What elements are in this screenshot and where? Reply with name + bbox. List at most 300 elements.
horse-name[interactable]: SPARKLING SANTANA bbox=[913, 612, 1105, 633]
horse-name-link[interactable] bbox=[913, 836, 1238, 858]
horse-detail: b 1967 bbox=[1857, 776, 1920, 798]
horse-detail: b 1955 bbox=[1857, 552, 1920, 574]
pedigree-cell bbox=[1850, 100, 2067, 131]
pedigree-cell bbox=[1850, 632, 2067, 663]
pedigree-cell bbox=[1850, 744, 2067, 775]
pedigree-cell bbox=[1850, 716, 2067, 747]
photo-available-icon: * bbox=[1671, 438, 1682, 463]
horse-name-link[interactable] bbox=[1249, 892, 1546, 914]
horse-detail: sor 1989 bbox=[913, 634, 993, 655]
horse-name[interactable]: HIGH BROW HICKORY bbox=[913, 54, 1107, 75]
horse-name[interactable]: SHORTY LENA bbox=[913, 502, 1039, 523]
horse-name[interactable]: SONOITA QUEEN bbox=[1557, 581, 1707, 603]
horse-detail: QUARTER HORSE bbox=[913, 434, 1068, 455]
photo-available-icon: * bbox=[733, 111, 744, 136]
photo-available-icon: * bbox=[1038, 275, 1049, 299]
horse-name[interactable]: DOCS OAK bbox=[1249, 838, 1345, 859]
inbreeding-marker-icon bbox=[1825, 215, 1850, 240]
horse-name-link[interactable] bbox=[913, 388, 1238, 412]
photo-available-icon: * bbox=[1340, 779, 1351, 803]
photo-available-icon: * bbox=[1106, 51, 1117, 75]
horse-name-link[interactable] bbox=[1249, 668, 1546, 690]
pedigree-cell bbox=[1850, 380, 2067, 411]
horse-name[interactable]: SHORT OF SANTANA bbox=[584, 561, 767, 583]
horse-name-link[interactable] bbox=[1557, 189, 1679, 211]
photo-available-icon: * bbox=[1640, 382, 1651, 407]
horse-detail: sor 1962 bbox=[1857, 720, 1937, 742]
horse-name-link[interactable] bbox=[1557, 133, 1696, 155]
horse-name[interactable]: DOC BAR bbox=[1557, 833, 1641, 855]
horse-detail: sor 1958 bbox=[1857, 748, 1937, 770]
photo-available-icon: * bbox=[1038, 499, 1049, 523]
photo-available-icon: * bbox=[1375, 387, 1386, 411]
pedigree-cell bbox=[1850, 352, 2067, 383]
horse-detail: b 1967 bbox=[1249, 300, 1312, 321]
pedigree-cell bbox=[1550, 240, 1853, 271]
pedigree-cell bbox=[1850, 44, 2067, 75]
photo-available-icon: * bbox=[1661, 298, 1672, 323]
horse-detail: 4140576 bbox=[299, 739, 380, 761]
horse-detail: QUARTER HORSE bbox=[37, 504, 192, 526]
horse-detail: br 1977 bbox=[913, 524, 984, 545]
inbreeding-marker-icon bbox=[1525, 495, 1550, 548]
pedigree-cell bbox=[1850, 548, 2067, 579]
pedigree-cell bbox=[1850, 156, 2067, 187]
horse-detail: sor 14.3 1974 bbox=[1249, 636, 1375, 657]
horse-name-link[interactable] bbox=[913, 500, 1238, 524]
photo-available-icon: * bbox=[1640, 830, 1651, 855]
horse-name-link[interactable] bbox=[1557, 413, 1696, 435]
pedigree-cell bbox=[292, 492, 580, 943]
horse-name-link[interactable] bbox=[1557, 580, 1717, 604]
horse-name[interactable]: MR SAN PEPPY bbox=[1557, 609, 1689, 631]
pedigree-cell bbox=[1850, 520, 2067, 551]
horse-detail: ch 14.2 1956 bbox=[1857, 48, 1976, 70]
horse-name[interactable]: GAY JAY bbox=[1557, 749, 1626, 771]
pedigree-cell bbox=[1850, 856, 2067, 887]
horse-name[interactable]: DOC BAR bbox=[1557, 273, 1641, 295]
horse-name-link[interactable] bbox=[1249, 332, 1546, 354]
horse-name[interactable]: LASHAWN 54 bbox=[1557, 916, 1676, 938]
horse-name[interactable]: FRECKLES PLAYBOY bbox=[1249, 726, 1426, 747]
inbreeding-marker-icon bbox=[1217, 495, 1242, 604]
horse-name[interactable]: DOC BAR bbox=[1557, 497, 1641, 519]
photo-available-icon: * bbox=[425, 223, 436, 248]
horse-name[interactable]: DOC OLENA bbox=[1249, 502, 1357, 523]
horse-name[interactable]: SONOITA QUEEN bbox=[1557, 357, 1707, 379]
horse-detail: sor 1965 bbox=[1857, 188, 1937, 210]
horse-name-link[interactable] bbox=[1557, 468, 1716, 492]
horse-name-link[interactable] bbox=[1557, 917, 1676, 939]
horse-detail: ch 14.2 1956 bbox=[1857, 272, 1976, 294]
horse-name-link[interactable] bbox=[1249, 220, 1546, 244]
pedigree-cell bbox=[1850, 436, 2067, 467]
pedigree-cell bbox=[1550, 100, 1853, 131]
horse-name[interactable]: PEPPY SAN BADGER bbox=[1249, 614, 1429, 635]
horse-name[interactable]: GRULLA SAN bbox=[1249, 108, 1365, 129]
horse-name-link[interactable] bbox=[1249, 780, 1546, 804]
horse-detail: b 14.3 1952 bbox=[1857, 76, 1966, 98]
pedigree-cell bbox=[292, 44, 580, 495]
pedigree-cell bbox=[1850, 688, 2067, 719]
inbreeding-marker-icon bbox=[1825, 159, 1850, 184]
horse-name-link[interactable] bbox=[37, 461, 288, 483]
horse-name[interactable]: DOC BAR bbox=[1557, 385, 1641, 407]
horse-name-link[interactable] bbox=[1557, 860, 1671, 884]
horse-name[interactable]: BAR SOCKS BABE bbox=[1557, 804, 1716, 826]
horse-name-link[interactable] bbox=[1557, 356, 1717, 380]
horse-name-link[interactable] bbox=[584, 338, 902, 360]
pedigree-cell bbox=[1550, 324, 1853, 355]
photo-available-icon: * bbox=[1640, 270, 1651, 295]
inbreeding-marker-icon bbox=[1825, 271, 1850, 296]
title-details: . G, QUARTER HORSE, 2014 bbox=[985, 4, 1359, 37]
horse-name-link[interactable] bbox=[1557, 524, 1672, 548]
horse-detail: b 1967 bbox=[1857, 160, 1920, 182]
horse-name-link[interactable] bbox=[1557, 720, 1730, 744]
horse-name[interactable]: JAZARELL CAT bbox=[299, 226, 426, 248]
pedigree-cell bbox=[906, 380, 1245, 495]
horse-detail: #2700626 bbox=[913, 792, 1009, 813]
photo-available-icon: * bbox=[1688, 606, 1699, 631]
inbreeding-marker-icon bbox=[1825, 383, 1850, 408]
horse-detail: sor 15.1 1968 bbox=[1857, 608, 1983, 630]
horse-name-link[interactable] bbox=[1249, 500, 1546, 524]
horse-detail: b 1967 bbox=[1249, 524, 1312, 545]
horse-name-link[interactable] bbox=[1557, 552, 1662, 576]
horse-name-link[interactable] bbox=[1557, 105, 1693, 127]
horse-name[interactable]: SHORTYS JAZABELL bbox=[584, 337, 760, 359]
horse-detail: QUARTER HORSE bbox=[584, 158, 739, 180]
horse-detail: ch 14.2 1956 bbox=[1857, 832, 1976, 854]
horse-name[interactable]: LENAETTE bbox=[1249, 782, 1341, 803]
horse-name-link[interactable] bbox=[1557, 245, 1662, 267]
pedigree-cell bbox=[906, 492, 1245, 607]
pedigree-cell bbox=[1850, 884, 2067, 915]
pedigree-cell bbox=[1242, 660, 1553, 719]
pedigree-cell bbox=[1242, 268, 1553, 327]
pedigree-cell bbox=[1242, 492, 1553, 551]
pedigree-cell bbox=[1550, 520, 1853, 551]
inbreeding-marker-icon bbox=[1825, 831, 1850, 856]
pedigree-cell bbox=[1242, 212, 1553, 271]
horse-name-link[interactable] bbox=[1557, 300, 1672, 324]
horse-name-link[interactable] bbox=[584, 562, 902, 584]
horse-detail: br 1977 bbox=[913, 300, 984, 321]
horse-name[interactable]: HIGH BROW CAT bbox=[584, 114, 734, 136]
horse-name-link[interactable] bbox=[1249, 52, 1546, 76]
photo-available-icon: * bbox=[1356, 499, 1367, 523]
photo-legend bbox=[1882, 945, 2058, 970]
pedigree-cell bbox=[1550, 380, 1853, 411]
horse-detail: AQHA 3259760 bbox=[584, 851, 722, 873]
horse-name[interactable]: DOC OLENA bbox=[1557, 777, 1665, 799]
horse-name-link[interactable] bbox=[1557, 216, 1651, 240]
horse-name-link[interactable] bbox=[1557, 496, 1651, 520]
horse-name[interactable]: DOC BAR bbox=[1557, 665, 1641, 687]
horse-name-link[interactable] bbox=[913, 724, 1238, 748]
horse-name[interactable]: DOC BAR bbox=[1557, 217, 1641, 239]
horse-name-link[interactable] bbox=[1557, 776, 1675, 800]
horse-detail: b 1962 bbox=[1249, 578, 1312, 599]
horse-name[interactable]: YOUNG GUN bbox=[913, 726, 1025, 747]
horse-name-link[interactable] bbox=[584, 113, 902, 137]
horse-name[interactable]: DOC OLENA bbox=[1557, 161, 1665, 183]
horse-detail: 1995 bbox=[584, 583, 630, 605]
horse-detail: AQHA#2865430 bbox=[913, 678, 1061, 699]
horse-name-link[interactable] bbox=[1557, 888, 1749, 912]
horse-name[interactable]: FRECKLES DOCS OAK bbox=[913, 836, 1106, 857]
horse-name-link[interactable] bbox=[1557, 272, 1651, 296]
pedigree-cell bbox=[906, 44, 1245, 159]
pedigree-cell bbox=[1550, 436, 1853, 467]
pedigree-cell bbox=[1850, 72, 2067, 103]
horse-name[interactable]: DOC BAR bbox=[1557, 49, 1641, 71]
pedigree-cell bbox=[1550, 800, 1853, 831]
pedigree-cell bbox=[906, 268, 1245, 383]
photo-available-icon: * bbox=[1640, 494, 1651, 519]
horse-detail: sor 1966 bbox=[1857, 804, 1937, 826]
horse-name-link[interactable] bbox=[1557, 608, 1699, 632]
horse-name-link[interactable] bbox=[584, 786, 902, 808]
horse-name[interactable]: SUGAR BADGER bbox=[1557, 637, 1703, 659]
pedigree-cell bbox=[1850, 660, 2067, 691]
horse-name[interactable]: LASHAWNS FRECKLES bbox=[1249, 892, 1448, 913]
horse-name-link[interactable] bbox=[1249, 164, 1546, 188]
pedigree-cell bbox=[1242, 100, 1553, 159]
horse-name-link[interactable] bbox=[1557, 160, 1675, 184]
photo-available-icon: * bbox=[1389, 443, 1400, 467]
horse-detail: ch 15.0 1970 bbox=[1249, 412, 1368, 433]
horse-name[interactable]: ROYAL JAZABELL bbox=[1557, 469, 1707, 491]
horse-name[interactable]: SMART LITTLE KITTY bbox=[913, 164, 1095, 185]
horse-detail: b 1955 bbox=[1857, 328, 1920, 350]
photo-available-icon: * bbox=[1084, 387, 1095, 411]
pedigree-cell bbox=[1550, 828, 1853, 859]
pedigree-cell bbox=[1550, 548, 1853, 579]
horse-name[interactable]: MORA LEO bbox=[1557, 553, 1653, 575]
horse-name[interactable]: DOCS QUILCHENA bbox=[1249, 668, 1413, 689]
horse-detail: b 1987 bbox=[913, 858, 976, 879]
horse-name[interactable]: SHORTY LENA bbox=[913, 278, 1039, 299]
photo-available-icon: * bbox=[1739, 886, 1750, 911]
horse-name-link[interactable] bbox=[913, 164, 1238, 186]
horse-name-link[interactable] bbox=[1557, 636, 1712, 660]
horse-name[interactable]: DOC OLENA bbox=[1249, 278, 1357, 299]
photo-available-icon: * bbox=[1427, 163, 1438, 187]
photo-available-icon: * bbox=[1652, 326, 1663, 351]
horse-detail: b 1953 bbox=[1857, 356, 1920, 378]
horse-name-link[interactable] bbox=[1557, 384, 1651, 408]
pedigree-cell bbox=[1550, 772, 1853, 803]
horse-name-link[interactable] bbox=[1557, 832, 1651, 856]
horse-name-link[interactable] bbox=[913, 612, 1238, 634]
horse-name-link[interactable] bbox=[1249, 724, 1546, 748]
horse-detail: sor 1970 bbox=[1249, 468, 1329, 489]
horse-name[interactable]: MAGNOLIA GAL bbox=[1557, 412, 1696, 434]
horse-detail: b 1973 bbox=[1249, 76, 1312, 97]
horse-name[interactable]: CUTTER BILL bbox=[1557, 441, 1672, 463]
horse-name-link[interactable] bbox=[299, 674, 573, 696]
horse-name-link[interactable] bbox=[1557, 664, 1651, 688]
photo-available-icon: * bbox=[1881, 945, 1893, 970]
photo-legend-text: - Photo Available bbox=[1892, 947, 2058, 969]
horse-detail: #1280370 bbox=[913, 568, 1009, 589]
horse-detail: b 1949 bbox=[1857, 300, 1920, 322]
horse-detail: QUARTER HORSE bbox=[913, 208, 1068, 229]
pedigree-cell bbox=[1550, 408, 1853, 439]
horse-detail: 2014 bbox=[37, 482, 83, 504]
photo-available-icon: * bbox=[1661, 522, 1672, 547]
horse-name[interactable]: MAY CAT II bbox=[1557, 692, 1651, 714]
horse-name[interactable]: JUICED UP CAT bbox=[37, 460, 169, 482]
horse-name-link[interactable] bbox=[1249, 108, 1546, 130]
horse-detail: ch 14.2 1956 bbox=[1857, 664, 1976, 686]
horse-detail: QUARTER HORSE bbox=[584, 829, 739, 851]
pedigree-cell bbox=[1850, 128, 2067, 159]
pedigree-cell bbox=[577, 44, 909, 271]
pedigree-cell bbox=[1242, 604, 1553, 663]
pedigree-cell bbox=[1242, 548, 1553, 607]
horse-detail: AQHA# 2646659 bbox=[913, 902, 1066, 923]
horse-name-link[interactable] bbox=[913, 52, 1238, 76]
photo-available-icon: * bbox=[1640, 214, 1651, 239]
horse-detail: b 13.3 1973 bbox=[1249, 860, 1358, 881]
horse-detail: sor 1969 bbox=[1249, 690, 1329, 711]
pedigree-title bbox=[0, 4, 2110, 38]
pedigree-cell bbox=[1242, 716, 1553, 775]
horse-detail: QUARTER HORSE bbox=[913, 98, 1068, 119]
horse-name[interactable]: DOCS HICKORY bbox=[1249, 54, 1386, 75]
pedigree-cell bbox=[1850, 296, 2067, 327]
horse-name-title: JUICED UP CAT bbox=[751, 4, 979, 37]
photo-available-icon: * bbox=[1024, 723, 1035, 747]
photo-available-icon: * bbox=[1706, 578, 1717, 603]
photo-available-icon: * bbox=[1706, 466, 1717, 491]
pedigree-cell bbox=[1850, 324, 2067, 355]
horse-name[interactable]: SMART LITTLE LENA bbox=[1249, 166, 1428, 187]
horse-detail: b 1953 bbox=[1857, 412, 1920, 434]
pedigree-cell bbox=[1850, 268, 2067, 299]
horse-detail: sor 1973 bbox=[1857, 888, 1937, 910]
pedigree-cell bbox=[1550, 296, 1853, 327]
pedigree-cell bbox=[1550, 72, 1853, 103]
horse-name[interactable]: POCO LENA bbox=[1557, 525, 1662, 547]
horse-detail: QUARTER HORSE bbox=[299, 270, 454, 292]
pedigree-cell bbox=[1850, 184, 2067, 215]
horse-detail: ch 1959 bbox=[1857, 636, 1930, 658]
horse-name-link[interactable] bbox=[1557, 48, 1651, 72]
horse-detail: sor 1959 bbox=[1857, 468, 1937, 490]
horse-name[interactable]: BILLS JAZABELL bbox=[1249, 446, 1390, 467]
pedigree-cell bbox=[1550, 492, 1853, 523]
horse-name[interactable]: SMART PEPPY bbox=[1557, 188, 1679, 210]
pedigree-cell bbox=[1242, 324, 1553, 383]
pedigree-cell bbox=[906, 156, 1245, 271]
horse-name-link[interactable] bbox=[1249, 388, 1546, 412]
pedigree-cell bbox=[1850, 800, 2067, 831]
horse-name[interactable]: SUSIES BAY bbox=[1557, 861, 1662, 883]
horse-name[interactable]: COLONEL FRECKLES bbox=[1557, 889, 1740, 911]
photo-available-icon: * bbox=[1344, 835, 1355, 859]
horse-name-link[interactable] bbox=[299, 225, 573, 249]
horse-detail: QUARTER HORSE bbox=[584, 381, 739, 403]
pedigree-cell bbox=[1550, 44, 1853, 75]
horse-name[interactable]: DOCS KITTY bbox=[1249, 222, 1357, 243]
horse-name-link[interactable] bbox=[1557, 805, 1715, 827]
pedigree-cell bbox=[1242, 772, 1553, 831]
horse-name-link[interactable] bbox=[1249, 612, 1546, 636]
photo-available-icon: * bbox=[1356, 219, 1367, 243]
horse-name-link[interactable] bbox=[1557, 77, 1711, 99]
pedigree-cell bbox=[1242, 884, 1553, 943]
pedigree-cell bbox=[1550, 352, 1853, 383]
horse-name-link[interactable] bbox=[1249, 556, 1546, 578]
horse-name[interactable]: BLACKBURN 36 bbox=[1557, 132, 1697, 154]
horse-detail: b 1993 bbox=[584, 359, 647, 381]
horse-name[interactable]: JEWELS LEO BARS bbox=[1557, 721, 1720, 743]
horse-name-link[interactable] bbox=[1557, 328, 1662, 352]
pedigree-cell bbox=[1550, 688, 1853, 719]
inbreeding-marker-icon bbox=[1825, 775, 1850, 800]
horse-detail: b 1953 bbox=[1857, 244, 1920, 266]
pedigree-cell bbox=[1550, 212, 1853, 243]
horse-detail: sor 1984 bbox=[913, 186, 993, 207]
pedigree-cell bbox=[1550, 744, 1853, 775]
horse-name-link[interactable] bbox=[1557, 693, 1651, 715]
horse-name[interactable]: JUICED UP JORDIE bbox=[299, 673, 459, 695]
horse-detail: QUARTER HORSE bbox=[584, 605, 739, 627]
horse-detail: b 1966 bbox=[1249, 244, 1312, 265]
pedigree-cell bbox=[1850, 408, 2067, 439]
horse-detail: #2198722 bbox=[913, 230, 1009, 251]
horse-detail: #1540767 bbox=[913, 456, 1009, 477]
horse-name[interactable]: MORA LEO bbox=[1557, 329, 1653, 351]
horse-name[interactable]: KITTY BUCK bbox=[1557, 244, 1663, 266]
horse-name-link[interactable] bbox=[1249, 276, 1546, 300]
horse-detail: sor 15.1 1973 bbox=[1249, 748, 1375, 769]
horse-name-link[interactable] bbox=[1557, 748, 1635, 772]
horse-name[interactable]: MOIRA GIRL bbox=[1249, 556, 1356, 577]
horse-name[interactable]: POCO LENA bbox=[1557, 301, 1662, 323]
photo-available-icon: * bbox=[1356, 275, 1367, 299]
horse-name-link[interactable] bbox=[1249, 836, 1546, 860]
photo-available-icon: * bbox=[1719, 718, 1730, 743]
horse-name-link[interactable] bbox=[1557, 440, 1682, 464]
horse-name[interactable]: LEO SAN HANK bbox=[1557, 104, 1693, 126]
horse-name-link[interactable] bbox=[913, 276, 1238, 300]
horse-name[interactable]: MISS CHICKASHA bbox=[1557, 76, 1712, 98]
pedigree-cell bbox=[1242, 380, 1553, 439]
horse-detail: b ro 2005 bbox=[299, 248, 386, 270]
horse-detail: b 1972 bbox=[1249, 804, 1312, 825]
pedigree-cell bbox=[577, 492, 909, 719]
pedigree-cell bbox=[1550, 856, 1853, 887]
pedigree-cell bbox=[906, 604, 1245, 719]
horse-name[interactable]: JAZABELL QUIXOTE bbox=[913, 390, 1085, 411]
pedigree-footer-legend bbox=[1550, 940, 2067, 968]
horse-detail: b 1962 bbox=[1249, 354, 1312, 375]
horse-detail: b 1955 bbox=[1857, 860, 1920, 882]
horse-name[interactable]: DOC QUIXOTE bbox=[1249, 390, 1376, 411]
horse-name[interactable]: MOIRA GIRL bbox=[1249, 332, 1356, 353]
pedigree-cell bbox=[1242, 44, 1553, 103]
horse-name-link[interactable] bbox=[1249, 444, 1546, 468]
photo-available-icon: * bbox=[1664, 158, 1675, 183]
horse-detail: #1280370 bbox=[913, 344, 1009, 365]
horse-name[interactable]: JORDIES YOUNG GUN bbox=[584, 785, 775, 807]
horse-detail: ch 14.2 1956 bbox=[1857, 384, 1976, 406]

> [YOUR INSTRUCTIONS] Rewrite the listing from its first line up to and including the line with "photo-available-icon: * bbox=[1375, 387, 1386, 411]", switching every "horse-detail" to "horse-info" and leaving everything else unchanged.

> [COMPLETE RESPONSE]
What elements are in this screenshot and where? Reply with name + bbox. List at most 300 elements.
horse-name[interactable]: SPARKLING SANTANA bbox=[913, 612, 1105, 633]
horse-name-link[interactable] bbox=[913, 836, 1238, 858]
horse-info: b 1967 bbox=[1857, 776, 1920, 798]
horse-info: b 1955 bbox=[1857, 552, 1920, 574]
pedigree-cell bbox=[1850, 100, 2067, 131]
pedigree-cell bbox=[1850, 632, 2067, 663]
pedigree-cell bbox=[1850, 744, 2067, 775]
pedigree-cell bbox=[1850, 716, 2067, 747]
photo-available-icon: * bbox=[1671, 438, 1682, 463]
horse-name-link[interactable] bbox=[1249, 892, 1546, 914]
horse-info: sor 1989 bbox=[913, 634, 993, 655]
horse-name[interactable]: HIGH BROW HICKORY bbox=[913, 54, 1107, 75]
horse-name[interactable]: SHORTY LENA bbox=[913, 502, 1039, 523]
horse-name[interactable]: SONOITA QUEEN bbox=[1557, 581, 1707, 603]
horse-info: QUARTER HORSE bbox=[913, 434, 1068, 455]
photo-available-icon: * bbox=[733, 111, 744, 136]
photo-available-icon: * bbox=[1038, 275, 1049, 299]
horse-name[interactable]: DOCS OAK bbox=[1249, 838, 1345, 859]
inbreeding-marker-icon bbox=[1825, 215, 1850, 240]
horse-name-link[interactable] bbox=[913, 388, 1238, 412]
photo-available-icon: * bbox=[1340, 779, 1351, 803]
photo-available-icon: * bbox=[1106, 51, 1117, 75]
horse-name-link[interactable] bbox=[1249, 668, 1546, 690]
pedigree-cell bbox=[1850, 380, 2067, 411]
horse-name[interactable]: SHORT OF SANTANA bbox=[584, 561, 767, 583]
horse-name-link[interactable] bbox=[1557, 189, 1679, 211]
photo-available-icon: * bbox=[1640, 382, 1651, 407]
horse-info: sor 1962 bbox=[1857, 720, 1937, 742]
horse-name-link[interactable] bbox=[1557, 133, 1696, 155]
horse-name[interactable]: DOC BAR bbox=[1557, 833, 1641, 855]
horse-info: sor 1958 bbox=[1857, 748, 1937, 770]
photo-available-icon: * bbox=[1038, 499, 1049, 523]
photo-available-icon: * bbox=[1375, 387, 1386, 411]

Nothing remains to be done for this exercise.